### Exercise goal
Report all lines from the entries below in which "name" appears.

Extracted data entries
######
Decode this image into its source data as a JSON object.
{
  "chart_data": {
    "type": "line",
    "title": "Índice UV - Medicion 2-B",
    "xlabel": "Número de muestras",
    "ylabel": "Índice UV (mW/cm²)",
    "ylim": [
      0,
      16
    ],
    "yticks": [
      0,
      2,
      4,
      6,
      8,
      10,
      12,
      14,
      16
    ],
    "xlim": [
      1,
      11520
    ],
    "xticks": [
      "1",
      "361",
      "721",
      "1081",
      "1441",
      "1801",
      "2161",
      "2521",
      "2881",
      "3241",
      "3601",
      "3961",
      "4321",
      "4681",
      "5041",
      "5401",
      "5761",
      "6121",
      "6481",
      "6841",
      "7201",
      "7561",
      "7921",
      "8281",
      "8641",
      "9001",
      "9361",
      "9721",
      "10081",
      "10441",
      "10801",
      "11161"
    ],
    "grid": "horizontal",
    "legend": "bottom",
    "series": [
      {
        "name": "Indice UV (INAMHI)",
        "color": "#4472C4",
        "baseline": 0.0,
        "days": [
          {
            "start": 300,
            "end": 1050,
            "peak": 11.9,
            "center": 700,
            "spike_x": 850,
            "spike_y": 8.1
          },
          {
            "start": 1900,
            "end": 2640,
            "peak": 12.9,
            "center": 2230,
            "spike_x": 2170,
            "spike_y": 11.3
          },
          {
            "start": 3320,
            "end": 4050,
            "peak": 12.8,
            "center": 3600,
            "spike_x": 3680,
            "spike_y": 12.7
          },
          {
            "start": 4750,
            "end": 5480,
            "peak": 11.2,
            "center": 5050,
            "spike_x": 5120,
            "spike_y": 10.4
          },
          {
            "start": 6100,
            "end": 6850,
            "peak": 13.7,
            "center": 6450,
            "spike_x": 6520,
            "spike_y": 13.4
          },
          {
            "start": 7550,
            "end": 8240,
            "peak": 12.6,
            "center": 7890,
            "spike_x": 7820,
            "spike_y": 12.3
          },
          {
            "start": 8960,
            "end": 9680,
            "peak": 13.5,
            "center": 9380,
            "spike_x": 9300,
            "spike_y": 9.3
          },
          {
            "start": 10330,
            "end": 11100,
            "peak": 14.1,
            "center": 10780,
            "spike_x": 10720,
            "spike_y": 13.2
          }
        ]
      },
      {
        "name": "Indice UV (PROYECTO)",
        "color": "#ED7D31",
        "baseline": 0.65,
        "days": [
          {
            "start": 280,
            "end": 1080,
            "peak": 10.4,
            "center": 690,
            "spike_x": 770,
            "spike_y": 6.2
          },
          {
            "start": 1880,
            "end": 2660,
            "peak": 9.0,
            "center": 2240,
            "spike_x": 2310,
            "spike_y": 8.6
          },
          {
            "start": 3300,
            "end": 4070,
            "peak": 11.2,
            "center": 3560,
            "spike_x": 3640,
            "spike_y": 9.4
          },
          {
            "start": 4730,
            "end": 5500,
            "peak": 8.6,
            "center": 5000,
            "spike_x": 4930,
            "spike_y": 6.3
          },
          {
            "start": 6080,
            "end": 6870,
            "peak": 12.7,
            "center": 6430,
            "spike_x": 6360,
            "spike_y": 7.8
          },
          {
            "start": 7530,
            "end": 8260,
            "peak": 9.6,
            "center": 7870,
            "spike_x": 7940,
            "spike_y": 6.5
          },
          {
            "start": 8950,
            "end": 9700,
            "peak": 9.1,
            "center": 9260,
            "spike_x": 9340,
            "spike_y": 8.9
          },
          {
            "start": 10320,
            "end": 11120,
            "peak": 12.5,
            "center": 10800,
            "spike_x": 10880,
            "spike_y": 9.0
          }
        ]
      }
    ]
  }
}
######
### Exercise response
        "name": "Indice UV (INAMHI)",
        "name": "Indice UV (PROYECTO)",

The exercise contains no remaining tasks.